Below are the records; locate each line with the word "Locations" and copy it.

>> START RECORD LIST

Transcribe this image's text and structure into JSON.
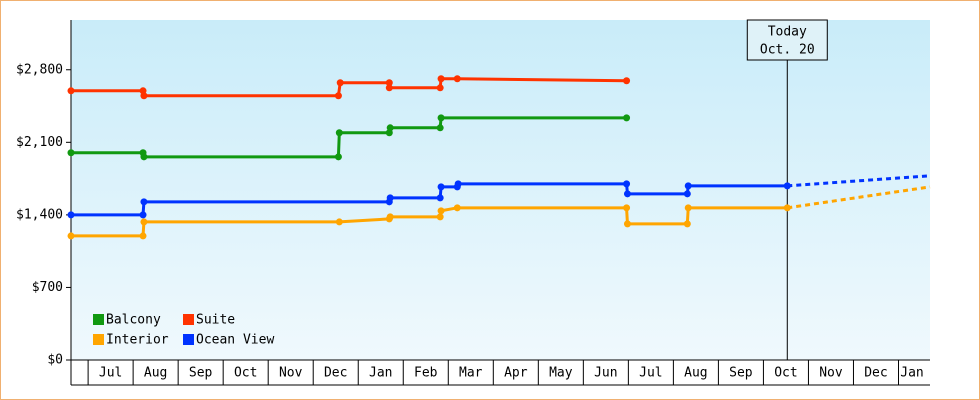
{
  "chart_data": {
    "type": "line",
    "categories": [
      "Jul",
      "Aug",
      "Sep",
      "Oct",
      "Nov",
      "Dec",
      "Jan",
      "Feb",
      "Mar",
      "Apr",
      "May",
      "Jun",
      "Jul",
      "Aug",
      "Sep",
      "Oct",
      "Nov",
      "Dec",
      "Jan"
    ],
    "xlim": [
      -0.38,
      18.7
    ],
    "ylim": [
      0,
      3280
    ],
    "yticks": [
      {
        "value": 0,
        "label": "$0"
      },
      {
        "value": 700,
        "label": "$700"
      },
      {
        "value": 1400,
        "label": "$1,400"
      },
      {
        "value": 2100,
        "label": "$2,100"
      },
      {
        "value": 2800,
        "label": "$2,800"
      }
    ],
    "series": [
      {
        "name": "Balcony",
        "color": "#119911",
        "x": [
          -0.38,
          1.22,
          1.24,
          5.56,
          5.58,
          6.69,
          6.71,
          7.82,
          7.84,
          11.96
        ],
        "values": [
          1999,
          1999,
          1960,
          1960,
          2192,
          2192,
          2240,
          2240,
          2336,
          2336
        ]
      },
      {
        "name": "Suite",
        "color": "#ff3300",
        "x": [
          -0.38,
          1.22,
          1.24,
          5.56,
          5.6,
          6.69,
          6.69,
          7.82,
          7.84,
          8.2,
          11.96
        ],
        "values": [
          2597,
          2597,
          2549,
          2549,
          2675,
          2675,
          2626,
          2626,
          2713,
          2713,
          2694
        ]
      },
      {
        "name": "Interior",
        "color": "#ffa500",
        "x": [
          -0.38,
          1.22,
          1.24,
          5.58,
          6.69,
          6.71,
          7.82,
          7.84,
          8.2,
          11.96,
          11.98,
          13.31,
          13.33,
          15.53
        ],
        "values": [
          1197,
          1197,
          1332,
          1332,
          1361,
          1381,
          1381,
          1439,
          1468,
          1468,
          1313,
          1313,
          1468,
          1468
        ],
        "forecast": {
          "x": [
            15.53,
            18.7
          ],
          "values": [
            1468,
            1670
          ]
        }
      },
      {
        "name": "Ocean View",
        "color": "#0033ff",
        "x": [
          -0.38,
          1.22,
          1.24,
          6.69,
          6.71,
          7.82,
          7.84,
          8.2,
          8.22,
          11.96,
          11.98,
          13.31,
          13.33,
          15.53
        ],
        "values": [
          1400,
          1400,
          1526,
          1526,
          1564,
          1564,
          1670,
          1670,
          1699,
          1699,
          1603,
          1603,
          1680,
          1680
        ],
        "forecast": {
          "x": [
            15.53,
            18.7
          ],
          "values": [
            1680,
            1777
          ]
        }
      }
    ],
    "annotation": {
      "text": [
        "Today",
        "Oct. 20"
      ],
      "x": 15.53
    }
  }
}
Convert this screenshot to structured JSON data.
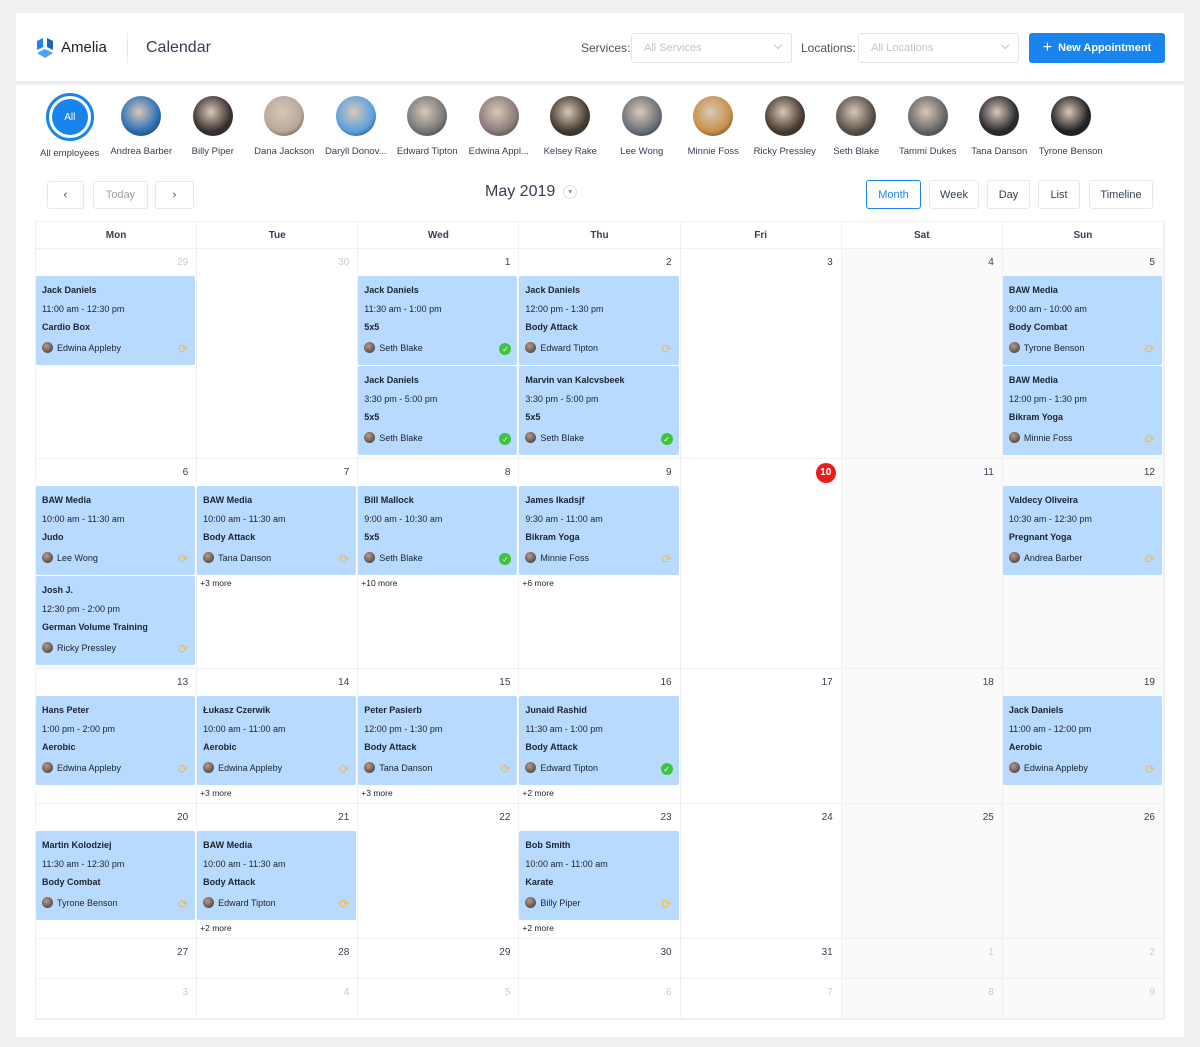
{
  "header": {
    "brand": "Amelia",
    "title": "Calendar",
    "services_label": "Services:",
    "services_value": "All Services",
    "locations_label": "Locations:",
    "locations_value": "All Locations",
    "new_button": "New Appointment",
    "accent": "#1a84ee"
  },
  "employees": [
    {
      "name": "All employees",
      "badge": "All",
      "selected": true
    },
    {
      "name": "Andrea Barber"
    },
    {
      "name": "Billy Piper"
    },
    {
      "name": "Dana Jackson"
    },
    {
      "name": "Daryll Donov..."
    },
    {
      "name": "Edward Tipton"
    },
    {
      "name": "Edwina Appl..."
    },
    {
      "name": "Kelsey Rake"
    },
    {
      "name": "Lee Wong"
    },
    {
      "name": "Minnie Foss"
    },
    {
      "name": "Ricky Pressley"
    },
    {
      "name": "Seth Blake"
    },
    {
      "name": "Tammi Dukes"
    },
    {
      "name": "Tana Danson"
    },
    {
      "name": "Tyrone Benson"
    }
  ],
  "toolbar": {
    "prev": "‹",
    "today": "Today",
    "next": "›",
    "month_title": "May 2019",
    "views": [
      "Month",
      "Week",
      "Day",
      "List",
      "Timeline"
    ],
    "active_view": "Month"
  },
  "calendar": {
    "weekdays": [
      "Mon",
      "Tue",
      "Wed",
      "Thu",
      "Fri",
      "Sat",
      "Sun"
    ],
    "today": "10",
    "weeks": [
      {
        "days": [
          {
            "d": "29",
            "other": true,
            "events": [
              {
                "title": "Jack Daniels",
                "time": "11:00 am - 12:30 pm",
                "service": "Cardio Box",
                "employee": "Edwina Appleby",
                "status": "pending"
              }
            ]
          },
          {
            "d": "30",
            "other": true,
            "events": []
          },
          {
            "d": "1",
            "events": [
              {
                "title": "Jack Daniels",
                "time": "11:30 am - 1:00 pm",
                "service": "5x5",
                "employee": "Seth Blake",
                "status": "approved"
              },
              {
                "title": "Jack Daniels",
                "time": "3:30 pm - 5:00 pm",
                "service": "5x5",
                "employee": "Seth Blake",
                "status": "approved"
              }
            ]
          },
          {
            "d": "2",
            "events": [
              {
                "title": "Jack Daniels",
                "time": "12:00 pm - 1:30 pm",
                "service": "Body Attack",
                "employee": "Edward Tipton",
                "status": "pending"
              },
              {
                "title": "Marvin van Kalcvsbeek",
                "time": "3:30 pm - 5:00 pm",
                "service": "5x5",
                "employee": "Seth Blake",
                "status": "approved"
              }
            ]
          },
          {
            "d": "3",
            "events": []
          },
          {
            "d": "4",
            "events": []
          },
          {
            "d": "5",
            "events": [
              {
                "title": "BAW Media",
                "time": "9:00 am - 10:00 am",
                "service": "Body Combat",
                "employee": "Tyrone Benson",
                "status": "pending"
              },
              {
                "title": "BAW Media",
                "time": "12:00 pm - 1:30 pm",
                "service": "Bikram Yoga",
                "employee": "Minnie Foss",
                "status": "pending"
              }
            ]
          }
        ]
      },
      {
        "days": [
          {
            "d": "6",
            "events": [
              {
                "title": "BAW Media",
                "time": "10:00 am - 11:30 am",
                "service": "Judo",
                "employee": "Lee Wong",
                "status": "pending"
              },
              {
                "title": "Josh J.",
                "time": "12:30 pm - 2:00 pm",
                "service": "German Volume Training",
                "employee": "Ricky Pressley",
                "status": "pending"
              }
            ]
          },
          {
            "d": "7",
            "events": [
              {
                "title": "BAW Media",
                "time": "10:00 am - 11:30 am",
                "service": "Body Attack",
                "employee": "Tana Danson",
                "status": "pending"
              }
            ],
            "more": "+3 more"
          },
          {
            "d": "8",
            "events": [
              {
                "title": "Bill Mallock",
                "time": "9:00 am - 10:30 am",
                "service": "5x5",
                "employee": "Seth Blake",
                "status": "approved"
              }
            ],
            "more": "+10 more"
          },
          {
            "d": "9",
            "events": [
              {
                "title": "James Ikadsjf",
                "time": "9:30 am - 11:00 am",
                "service": "Bikram Yoga",
                "employee": "Minnie Foss",
                "status": "pending"
              }
            ],
            "more": "+6 more"
          },
          {
            "d": "10",
            "events": []
          },
          {
            "d": "11",
            "events": []
          },
          {
            "d": "12",
            "events": [
              {
                "title": "Valdecy Oliveira",
                "time": "10:30 am - 12:30 pm",
                "service": "Pregnant Yoga",
                "employee": "Andrea Barber",
                "status": "pending"
              }
            ]
          }
        ]
      },
      {
        "days": [
          {
            "d": "13",
            "events": [
              {
                "title": "Hans Peter",
                "time": "1:00 pm - 2:00 pm",
                "service": "Aerobic",
                "employee": "Edwina Appleby",
                "status": "pending"
              }
            ]
          },
          {
            "d": "14",
            "events": [
              {
                "title": "Łukasz Czerwik",
                "time": "10:00 am - 11:00 am",
                "service": "Aerobic",
                "employee": "Edwina Appleby",
                "status": "pending"
              }
            ],
            "more": "+3 more"
          },
          {
            "d": "15",
            "events": [
              {
                "title": "Peter Pasierb",
                "time": "12:00 pm - 1:30 pm",
                "service": "Body Attack",
                "employee": "Tana Danson",
                "status": "pending"
              }
            ],
            "more": "+3 more"
          },
          {
            "d": "16",
            "events": [
              {
                "title": "Junaid Rashid",
                "time": "11:30 am - 1:00 pm",
                "service": "Body Attack",
                "employee": "Edward Tipton",
                "status": "approved"
              }
            ],
            "more": "+2 more"
          },
          {
            "d": "17",
            "events": []
          },
          {
            "d": "18",
            "events": []
          },
          {
            "d": "19",
            "events": [
              {
                "title": "Jack Daniels",
                "time": "11:00 am - 12:00 pm",
                "service": "Aerobic",
                "employee": "Edwina Appleby",
                "status": "pending"
              }
            ]
          }
        ]
      },
      {
        "days": [
          {
            "d": "20",
            "events": [
              {
                "title": "Martin Kolodziej",
                "time": "11:30 am - 12:30 pm",
                "service": "Body Combat",
                "employee": "Tyrone Benson",
                "status": "pending"
              }
            ]
          },
          {
            "d": "21",
            "events": [
              {
                "title": "BAW Media",
                "time": "10:00 am - 11:30 am",
                "service": "Body Attack",
                "employee": "Edward Tipton",
                "status": "pending"
              }
            ],
            "more": "+2 more"
          },
          {
            "d": "22",
            "events": []
          },
          {
            "d": "23",
            "events": [
              {
                "title": "Bob Smith",
                "time": "10:00 am - 11:00 am",
                "service": "Karate",
                "employee": "Billy Piper",
                "status": "pending"
              }
            ],
            "more": "+2 more"
          },
          {
            "d": "24",
            "events": []
          },
          {
            "d": "25",
            "events": []
          },
          {
            "d": "26",
            "events": []
          }
        ]
      },
      {
        "days": [
          {
            "d": "27",
            "events": []
          },
          {
            "d": "28",
            "events": []
          },
          {
            "d": "29",
            "events": []
          },
          {
            "d": "30",
            "events": []
          },
          {
            "d": "31",
            "events": []
          },
          {
            "d": "1",
            "other": true,
            "events": []
          },
          {
            "d": "2",
            "other": true,
            "events": []
          }
        ]
      },
      {
        "days": [
          {
            "d": "3",
            "other": true,
            "events": []
          },
          {
            "d": "4",
            "other": true,
            "events": []
          },
          {
            "d": "5",
            "other": true,
            "events": []
          },
          {
            "d": "6",
            "other": true,
            "events": []
          },
          {
            "d": "7",
            "other": true,
            "events": []
          },
          {
            "d": "8",
            "other": true,
            "events": []
          },
          {
            "d": "9",
            "other": true,
            "events": []
          }
        ]
      }
    ]
  },
  "status_icons": {
    "pending": "refresh-icon",
    "approved": "check-circle-icon"
  },
  "colors": {
    "event_bg": "#b8dafe",
    "pending": "#f5b93a",
    "approved": "#3cc43c",
    "today": "#e81e1e"
  }
}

>> END RECORD LIST

*ANSWER TO THE PROBLEM*.
    "locations_label": "Locations:",
    "locations_value": "All Locations",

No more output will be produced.